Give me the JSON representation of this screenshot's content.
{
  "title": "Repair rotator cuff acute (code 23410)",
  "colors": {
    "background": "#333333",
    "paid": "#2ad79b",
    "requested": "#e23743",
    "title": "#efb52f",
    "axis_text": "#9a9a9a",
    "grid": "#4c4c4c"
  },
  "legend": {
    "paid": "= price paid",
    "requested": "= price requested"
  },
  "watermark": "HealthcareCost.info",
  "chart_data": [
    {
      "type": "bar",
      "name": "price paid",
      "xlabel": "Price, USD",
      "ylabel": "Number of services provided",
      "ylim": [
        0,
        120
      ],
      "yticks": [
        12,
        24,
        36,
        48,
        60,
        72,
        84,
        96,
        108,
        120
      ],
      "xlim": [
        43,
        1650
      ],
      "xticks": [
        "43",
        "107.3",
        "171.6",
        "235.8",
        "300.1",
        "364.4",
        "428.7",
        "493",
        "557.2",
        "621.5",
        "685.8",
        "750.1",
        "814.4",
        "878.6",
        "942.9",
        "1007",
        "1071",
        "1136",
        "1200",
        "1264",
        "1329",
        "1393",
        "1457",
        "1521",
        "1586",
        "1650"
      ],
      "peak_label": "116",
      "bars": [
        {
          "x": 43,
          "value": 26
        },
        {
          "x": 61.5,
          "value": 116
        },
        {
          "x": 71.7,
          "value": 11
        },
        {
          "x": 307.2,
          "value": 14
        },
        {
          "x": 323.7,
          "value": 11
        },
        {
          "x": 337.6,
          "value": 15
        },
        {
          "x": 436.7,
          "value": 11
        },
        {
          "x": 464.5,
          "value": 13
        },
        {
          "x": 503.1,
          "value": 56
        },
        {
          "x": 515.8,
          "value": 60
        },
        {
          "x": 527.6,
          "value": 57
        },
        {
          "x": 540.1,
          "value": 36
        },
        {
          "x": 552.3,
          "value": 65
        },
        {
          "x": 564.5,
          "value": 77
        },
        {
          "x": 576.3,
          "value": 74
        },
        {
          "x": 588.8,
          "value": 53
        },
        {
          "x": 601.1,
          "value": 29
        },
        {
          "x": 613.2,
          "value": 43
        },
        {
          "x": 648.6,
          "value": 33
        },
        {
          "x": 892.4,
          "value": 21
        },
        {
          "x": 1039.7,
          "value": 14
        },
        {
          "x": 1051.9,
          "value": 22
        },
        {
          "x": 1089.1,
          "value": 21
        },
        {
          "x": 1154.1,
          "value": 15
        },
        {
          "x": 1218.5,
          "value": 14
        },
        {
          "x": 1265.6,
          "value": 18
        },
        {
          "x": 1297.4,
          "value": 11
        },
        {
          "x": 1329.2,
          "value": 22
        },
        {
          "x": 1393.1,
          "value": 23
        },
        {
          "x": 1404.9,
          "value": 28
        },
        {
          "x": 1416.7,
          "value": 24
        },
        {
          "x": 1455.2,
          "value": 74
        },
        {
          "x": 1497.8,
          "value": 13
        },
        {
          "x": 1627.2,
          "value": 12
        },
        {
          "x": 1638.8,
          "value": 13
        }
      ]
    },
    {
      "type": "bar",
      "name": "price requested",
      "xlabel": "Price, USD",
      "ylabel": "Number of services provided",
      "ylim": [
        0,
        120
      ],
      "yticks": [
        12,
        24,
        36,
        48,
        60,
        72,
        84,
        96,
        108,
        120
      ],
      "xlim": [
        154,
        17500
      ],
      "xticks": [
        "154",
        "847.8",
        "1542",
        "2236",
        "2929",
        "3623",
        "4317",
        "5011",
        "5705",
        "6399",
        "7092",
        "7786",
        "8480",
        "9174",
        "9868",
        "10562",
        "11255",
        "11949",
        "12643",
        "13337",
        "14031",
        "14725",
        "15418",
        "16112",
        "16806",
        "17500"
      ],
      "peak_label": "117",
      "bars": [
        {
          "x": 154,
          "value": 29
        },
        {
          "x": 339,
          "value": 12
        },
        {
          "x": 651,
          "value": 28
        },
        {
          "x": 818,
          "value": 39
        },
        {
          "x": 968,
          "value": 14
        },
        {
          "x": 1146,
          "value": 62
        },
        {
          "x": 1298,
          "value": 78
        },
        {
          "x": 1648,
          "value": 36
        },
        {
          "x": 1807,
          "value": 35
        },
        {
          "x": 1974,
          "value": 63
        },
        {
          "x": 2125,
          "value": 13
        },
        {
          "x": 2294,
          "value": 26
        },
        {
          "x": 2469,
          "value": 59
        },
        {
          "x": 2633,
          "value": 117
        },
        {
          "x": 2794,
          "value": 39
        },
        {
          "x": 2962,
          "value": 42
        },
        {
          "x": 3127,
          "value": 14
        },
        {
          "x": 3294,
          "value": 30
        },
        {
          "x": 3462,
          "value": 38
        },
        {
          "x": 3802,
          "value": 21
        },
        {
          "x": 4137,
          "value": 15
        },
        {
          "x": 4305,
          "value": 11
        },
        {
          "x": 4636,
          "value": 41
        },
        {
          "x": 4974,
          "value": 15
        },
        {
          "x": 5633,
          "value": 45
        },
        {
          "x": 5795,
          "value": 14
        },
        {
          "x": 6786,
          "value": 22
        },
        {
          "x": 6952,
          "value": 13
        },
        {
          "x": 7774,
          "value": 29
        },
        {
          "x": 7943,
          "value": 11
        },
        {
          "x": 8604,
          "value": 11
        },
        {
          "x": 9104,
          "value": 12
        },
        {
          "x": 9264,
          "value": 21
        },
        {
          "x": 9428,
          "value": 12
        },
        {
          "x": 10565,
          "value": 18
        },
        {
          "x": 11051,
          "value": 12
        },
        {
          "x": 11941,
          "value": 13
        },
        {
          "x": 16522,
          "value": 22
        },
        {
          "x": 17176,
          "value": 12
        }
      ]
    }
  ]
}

============

◆ Requirements ◆
Above are the records; copy all of them exactly.

◆ Completed task ◆
Give me the JSON representation of this screenshot's content.
{
  "title": "Repair rotator cuff acute (code 23410)",
  "colors": {
    "background": "#333333",
    "paid": "#2ad79b",
    "requested": "#e23743",
    "title": "#efb52f",
    "axis_text": "#9a9a9a",
    "grid": "#4c4c4c"
  },
  "legend": {
    "paid": "= price paid",
    "requested": "= price requested"
  },
  "watermark": "HealthcareCost.info",
  "chart_data": [
    {
      "type": "bar",
      "name": "price paid",
      "xlabel": "Price, USD",
      "ylabel": "Number of services provided",
      "ylim": [
        0,
        120
      ],
      "yticks": [
        12,
        24,
        36,
        48,
        60,
        72,
        84,
        96,
        108,
        120
      ],
      "xlim": [
        43,
        1650
      ],
      "xticks": [
        "43",
        "107.3",
        "171.6",
        "235.8",
        "300.1",
        "364.4",
        "428.7",
        "493",
        "557.2",
        "621.5",
        "685.8",
        "750.1",
        "814.4",
        "878.6",
        "942.9",
        "1007",
        "1071",
        "1136",
        "1200",
        "1264",
        "1329",
        "1393",
        "1457",
        "1521",
        "1586",
        "1650"
      ],
      "peak_label": "116",
      "bars": [
        {
          "x": 43,
          "value": 26
        },
        {
          "x": 61.5,
          "value": 116
        },
        {
          "x": 71.7,
          "value": 11
        },
        {
          "x": 307.2,
          "value": 14
        },
        {
          "x": 323.7,
          "value": 11
        },
        {
          "x": 337.6,
          "value": 15
        },
        {
          "x": 436.7,
          "value": 11
        },
        {
          "x": 464.5,
          "value": 13
        },
        {
          "x": 503.1,
          "value": 56
        },
        {
          "x": 515.8,
          "value": 60
        },
        {
          "x": 527.6,
          "value": 57
        },
        {
          "x": 540.1,
          "value": 36
        },
        {
          "x": 552.3,
          "value": 65
        },
        {
          "x": 564.5,
          "value": 77
        },
        {
          "x": 576.3,
          "value": 74
        },
        {
          "x": 588.8,
          "value": 53
        },
        {
          "x": 601.1,
          "value": 29
        },
        {
          "x": 613.2,
          "value": 43
        },
        {
          "x": 648.6,
          "value": 33
        },
        {
          "x": 892.4,
          "value": 21
        },
        {
          "x": 1039.7,
          "value": 14
        },
        {
          "x": 1051.9,
          "value": 22
        },
        {
          "x": 1089.1,
          "value": 21
        },
        {
          "x": 1154.1,
          "value": 15
        },
        {
          "x": 1218.5,
          "value": 14
        },
        {
          "x": 1265.6,
          "value": 18
        },
        {
          "x": 1297.4,
          "value": 11
        },
        {
          "x": 1329.2,
          "value": 22
        },
        {
          "x": 1393.1,
          "value": 23
        },
        {
          "x": 1404.9,
          "value": 28
        },
        {
          "x": 1416.7,
          "value": 24
        },
        {
          "x": 1455.2,
          "value": 74
        },
        {
          "x": 1497.8,
          "value": 13
        },
        {
          "x": 1627.2,
          "value": 12
        },
        {
          "x": 1638.8,
          "value": 13
        }
      ]
    },
    {
      "type": "bar",
      "name": "price requested",
      "xlabel": "Price, USD",
      "ylabel": "Number of services provided",
      "ylim": [
        0,
        120
      ],
      "yticks": [
        12,
        24,
        36,
        48,
        60,
        72,
        84,
        96,
        108,
        120
      ],
      "xlim": [
        154,
        17500
      ],
      "xticks": [
        "154",
        "847.8",
        "1542",
        "2236",
        "2929",
        "3623",
        "4317",
        "5011",
        "5705",
        "6399",
        "7092",
        "7786",
        "8480",
        "9174",
        "9868",
        "10562",
        "11255",
        "11949",
        "12643",
        "13337",
        "14031",
        "14725",
        "15418",
        "16112",
        "16806",
        "17500"
      ],
      "peak_label": "117",
      "bars": [
        {
          "x": 154,
          "value": 29
        },
        {
          "x": 339,
          "value": 12
        },
        {
          "x": 651,
          "value": 28
        },
        {
          "x": 818,
          "value": 39
        },
        {
          "x": 968,
          "value": 14
        },
        {
          "x": 1146,
          "value": 62
        },
        {
          "x": 1298,
          "value": 78
        },
        {
          "x": 1648,
          "value": 36
        },
        {
          "x": 1807,
          "value": 35
        },
        {
          "x": 1974,
          "value": 63
        },
        {
          "x": 2125,
          "value": 13
        },
        {
          "x": 2294,
          "value": 26
        },
        {
          "x": 2469,
          "value": 59
        },
        {
          "x": 2633,
          "value": 117
        },
        {
          "x": 2794,
          "value": 39
        },
        {
          "x": 2962,
          "value": 42
        },
        {
          "x": 3127,
          "value": 14
        },
        {
          "x": 3294,
          "value": 30
        },
        {
          "x": 3462,
          "value": 38
        },
        {
          "x": 3802,
          "value": 21
        },
        {
          "x": 4137,
          "value": 15
        },
        {
          "x": 4305,
          "value": 11
        },
        {
          "x": 4636,
          "value": 41
        },
        {
          "x": 4974,
          "value": 15
        },
        {
          "x": 5633,
          "value": 45
        },
        {
          "x": 5795,
          "value": 14
        },
        {
          "x": 6786,
          "value": 22
        },
        {
          "x": 6952,
          "value": 13
        },
        {
          "x": 7774,
          "value": 29
        },
        {
          "x": 7943,
          "value": 11
        },
        {
          "x": 8604,
          "value": 11
        },
        {
          "x": 9104,
          "value": 12
        },
        {
          "x": 9264,
          "value": 21
        },
        {
          "x": 9428,
          "value": 12
        },
        {
          "x": 10565,
          "value": 18
        },
        {
          "x": 11051,
          "value": 12
        },
        {
          "x": 11941,
          "value": 13
        },
        {
          "x": 16522,
          "value": 22
        },
        {
          "x": 17176,
          "value": 12
        }
      ]
    }
  ]
}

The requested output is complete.